▸ **The problem**
The entries below are to be transcribed in full, without their images.

▸ **Data shown**
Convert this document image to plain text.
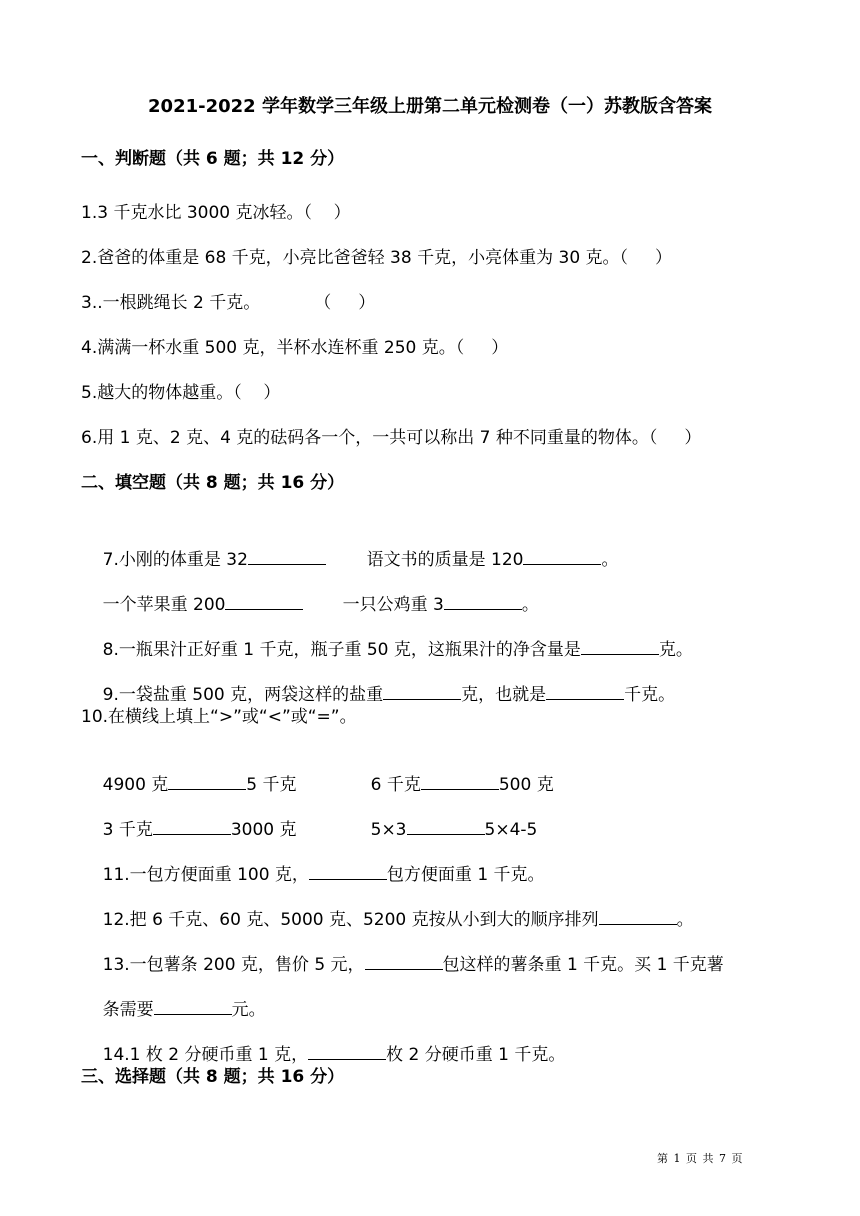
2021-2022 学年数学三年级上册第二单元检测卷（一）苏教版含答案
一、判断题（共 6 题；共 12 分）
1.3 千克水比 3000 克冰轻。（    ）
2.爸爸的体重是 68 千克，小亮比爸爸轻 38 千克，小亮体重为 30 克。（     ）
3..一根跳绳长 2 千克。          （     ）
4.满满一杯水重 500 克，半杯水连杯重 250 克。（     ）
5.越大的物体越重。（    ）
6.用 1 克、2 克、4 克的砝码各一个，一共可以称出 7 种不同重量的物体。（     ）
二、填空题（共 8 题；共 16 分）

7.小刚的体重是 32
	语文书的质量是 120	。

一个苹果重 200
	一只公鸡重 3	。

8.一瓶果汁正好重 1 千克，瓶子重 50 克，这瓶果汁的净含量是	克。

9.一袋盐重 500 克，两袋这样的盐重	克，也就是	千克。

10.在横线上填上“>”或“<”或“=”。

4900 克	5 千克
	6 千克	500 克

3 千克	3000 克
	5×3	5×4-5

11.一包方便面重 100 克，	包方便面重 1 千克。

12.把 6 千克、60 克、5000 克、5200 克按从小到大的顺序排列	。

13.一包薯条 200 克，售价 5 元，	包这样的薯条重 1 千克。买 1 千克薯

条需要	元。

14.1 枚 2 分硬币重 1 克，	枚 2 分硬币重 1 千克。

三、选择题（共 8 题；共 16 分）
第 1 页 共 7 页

▸ **Response below**
Convert this document image to plain text.
2021-2022 学年数学三年级上册第二单元检测卷（一）苏教版含答案
一、判断题（共 6 题；共 12 分）
1.3 千克水比 3000 克冰轻。（    ）
2.爸爸的体重是 68 千克，小亮比爸爸轻 38 千克，小亮体重为 30 克。（     ）
3..一根跳绳长 2 千克。          （     ）
4.满满一杯水重 500 克，半杯水连杯重 250 克。（     ）
5.越大的物体越重。（    ）
6.用 1 克、2 克、4 克的砝码各一个，一共可以称出 7 种不同重量的物体。（     ）
二、填空题（共 8 题；共 16 分）

7.小刚的体重是 32
	语文书的质量是 120	。

一个苹果重 200
	一只公鸡重 3	。

8.一瓶果汁正好重 1 千克，瓶子重 50 克，这瓶果汁的净含量是	克。

9.一袋盐重 500 克，两袋这样的盐重	克，也就是	千克。

10.在横线上填上“>”或“<”或“=”。

4900 克	5 千克
	6 千克	500 克

3 千克	3000 克
	5×3	5×4-5

11.一包方便面重 100 克，	包方便面重 1 千克。

12.把 6 千克、60 克、5000 克、5200 克按从小到大的顺序排列	。

13.一包薯条 200 克，售价 5 元，	包这样的薯条重 1 千克。买 1 千克薯

条需要	元。

14.1 枚 2 分硬币重 1 克，	枚 2 分硬币重 1 千克。

三、选择题（共 8 题；共 16 分）
第 1 页 共 7 页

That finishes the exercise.